→ **Requirement**
Filter the entries and keep only the lines where the string "Perera" appears.

→ **Records**
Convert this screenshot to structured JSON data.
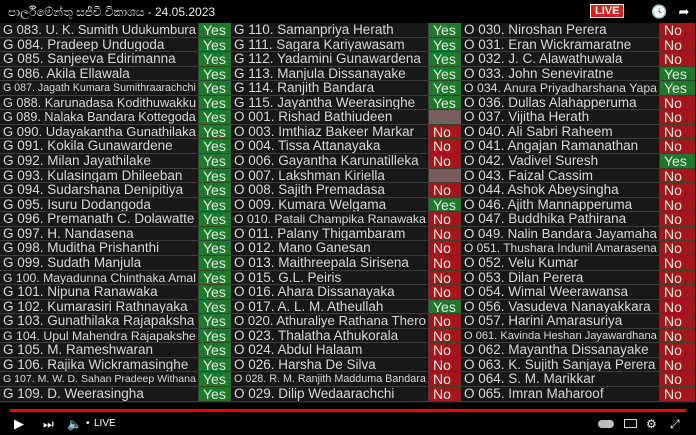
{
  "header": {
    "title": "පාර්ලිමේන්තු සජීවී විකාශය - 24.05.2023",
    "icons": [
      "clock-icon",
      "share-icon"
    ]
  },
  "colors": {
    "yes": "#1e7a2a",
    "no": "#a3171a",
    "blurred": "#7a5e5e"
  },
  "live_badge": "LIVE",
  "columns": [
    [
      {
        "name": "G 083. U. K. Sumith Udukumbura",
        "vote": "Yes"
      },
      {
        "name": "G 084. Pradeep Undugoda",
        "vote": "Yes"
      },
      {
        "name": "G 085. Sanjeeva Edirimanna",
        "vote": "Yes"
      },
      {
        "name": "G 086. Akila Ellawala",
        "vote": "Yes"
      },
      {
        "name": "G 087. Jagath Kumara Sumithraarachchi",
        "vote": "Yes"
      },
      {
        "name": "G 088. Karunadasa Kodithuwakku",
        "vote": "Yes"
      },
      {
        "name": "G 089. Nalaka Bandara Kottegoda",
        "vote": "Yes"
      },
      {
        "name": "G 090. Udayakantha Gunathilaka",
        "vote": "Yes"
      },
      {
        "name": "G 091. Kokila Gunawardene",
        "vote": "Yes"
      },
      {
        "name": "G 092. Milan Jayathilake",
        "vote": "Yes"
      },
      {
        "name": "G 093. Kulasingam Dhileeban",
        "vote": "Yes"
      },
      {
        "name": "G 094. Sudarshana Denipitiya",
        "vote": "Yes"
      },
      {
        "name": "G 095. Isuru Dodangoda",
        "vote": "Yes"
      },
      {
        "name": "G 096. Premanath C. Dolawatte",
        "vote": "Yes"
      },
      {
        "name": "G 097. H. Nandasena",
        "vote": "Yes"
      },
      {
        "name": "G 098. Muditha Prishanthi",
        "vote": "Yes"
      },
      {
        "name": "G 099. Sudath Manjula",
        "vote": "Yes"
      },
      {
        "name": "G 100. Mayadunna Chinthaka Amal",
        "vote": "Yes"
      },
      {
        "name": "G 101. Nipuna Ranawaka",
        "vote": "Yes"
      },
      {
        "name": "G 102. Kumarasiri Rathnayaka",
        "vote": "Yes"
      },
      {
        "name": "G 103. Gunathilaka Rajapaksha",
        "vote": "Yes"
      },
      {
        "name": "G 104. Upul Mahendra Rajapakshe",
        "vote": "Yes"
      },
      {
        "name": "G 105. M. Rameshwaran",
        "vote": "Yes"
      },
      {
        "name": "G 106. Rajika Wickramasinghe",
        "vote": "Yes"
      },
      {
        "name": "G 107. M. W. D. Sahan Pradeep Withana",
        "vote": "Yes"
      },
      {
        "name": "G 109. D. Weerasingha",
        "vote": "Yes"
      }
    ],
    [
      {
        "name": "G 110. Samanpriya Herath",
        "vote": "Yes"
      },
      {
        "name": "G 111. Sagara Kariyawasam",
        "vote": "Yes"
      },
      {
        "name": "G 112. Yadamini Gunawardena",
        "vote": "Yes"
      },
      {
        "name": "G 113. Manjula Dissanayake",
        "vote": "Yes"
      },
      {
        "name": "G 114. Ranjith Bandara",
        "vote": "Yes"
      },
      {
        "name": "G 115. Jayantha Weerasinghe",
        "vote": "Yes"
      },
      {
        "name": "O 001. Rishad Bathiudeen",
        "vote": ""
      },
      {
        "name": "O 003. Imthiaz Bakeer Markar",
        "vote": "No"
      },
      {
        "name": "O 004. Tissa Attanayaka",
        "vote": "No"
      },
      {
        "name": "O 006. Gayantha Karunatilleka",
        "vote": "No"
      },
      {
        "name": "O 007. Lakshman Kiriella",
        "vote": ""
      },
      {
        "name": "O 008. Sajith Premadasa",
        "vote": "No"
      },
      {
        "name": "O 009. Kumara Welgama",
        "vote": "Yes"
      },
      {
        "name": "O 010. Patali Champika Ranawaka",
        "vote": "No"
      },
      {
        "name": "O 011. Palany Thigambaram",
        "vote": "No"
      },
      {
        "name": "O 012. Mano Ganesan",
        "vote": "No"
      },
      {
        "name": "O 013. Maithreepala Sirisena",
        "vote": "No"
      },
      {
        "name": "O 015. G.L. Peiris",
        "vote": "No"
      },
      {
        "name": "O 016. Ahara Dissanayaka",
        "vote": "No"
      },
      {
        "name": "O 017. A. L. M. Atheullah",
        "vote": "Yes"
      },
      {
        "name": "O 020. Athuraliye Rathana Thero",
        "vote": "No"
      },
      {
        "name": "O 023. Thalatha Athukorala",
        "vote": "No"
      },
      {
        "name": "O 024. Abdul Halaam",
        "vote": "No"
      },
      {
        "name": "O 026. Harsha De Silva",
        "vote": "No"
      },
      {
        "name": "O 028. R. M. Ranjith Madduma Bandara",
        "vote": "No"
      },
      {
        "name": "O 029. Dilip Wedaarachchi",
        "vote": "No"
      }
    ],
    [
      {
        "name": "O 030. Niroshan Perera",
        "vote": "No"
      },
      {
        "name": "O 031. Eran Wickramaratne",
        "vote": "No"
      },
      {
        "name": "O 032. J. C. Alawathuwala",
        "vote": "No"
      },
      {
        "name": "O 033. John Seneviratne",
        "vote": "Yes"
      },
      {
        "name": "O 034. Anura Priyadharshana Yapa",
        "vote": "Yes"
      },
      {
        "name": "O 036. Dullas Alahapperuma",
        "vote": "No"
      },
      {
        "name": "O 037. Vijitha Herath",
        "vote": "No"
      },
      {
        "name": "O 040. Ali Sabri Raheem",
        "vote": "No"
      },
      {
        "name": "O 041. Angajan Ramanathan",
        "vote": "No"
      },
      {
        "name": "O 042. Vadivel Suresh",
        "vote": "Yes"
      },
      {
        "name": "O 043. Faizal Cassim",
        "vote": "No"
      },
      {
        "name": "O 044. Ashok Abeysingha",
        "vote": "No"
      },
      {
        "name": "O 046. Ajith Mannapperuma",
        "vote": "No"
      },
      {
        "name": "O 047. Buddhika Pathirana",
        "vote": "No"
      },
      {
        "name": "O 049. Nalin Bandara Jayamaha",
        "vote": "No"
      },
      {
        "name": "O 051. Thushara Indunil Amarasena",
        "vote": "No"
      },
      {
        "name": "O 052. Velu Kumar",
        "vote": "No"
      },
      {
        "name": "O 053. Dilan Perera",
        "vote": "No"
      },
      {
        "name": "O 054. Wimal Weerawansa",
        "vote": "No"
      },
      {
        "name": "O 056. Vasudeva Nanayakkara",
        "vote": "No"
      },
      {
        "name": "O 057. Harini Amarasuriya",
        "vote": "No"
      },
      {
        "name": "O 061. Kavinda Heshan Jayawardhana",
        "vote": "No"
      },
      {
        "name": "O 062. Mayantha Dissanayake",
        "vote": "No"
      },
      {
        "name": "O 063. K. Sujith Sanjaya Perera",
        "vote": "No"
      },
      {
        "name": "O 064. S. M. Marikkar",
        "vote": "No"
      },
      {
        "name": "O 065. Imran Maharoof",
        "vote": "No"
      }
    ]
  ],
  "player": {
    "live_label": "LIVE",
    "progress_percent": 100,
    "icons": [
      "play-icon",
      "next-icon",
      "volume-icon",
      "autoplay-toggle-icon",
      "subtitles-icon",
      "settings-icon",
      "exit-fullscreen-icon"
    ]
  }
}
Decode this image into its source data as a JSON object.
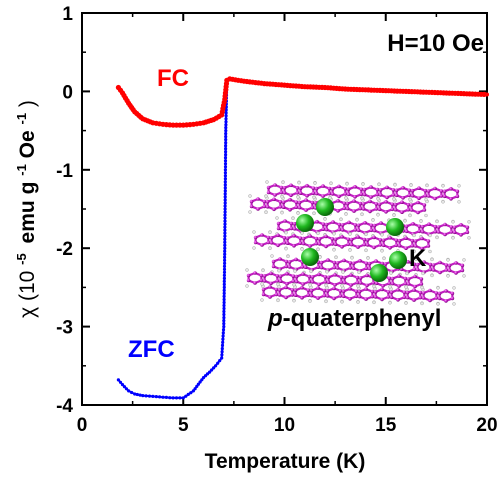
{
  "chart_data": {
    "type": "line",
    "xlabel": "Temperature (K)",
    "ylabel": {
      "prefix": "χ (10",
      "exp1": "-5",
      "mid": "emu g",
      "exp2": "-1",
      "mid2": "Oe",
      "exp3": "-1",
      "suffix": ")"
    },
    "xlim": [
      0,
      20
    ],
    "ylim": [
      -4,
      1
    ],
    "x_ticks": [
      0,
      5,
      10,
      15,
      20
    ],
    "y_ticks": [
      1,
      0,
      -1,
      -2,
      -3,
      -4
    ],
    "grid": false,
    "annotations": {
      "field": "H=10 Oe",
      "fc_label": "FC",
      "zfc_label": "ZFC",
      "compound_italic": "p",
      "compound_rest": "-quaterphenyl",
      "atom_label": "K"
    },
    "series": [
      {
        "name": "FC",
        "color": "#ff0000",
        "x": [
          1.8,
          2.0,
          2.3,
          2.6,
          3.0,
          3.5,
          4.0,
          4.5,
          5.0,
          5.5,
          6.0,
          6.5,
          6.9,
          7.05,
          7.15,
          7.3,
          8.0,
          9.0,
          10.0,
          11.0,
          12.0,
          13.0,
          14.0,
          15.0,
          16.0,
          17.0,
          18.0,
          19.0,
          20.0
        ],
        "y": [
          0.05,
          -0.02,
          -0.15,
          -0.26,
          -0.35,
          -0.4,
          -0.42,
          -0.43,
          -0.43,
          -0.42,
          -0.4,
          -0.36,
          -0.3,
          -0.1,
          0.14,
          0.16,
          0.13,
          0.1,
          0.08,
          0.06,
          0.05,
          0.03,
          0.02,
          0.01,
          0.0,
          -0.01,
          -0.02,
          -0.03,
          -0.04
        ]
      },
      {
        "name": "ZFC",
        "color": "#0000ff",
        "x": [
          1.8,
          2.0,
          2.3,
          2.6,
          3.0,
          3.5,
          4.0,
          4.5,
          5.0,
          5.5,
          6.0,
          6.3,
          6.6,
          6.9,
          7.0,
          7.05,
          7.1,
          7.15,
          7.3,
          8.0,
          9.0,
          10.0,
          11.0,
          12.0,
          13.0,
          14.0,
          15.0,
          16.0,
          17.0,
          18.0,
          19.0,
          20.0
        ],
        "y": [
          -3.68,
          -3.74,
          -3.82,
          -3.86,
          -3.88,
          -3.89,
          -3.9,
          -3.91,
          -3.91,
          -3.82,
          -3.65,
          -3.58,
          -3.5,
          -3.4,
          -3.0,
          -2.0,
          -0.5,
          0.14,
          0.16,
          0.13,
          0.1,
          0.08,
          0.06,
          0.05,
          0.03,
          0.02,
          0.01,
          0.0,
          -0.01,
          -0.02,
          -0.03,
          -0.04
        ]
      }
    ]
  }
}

→ **Output for this exercise**
        "name": "O 030. Niroshan Perera",
        "name": "O 053. Dilan Perera",
        "name": "O 063. K. Sujith Sanjaya Perera",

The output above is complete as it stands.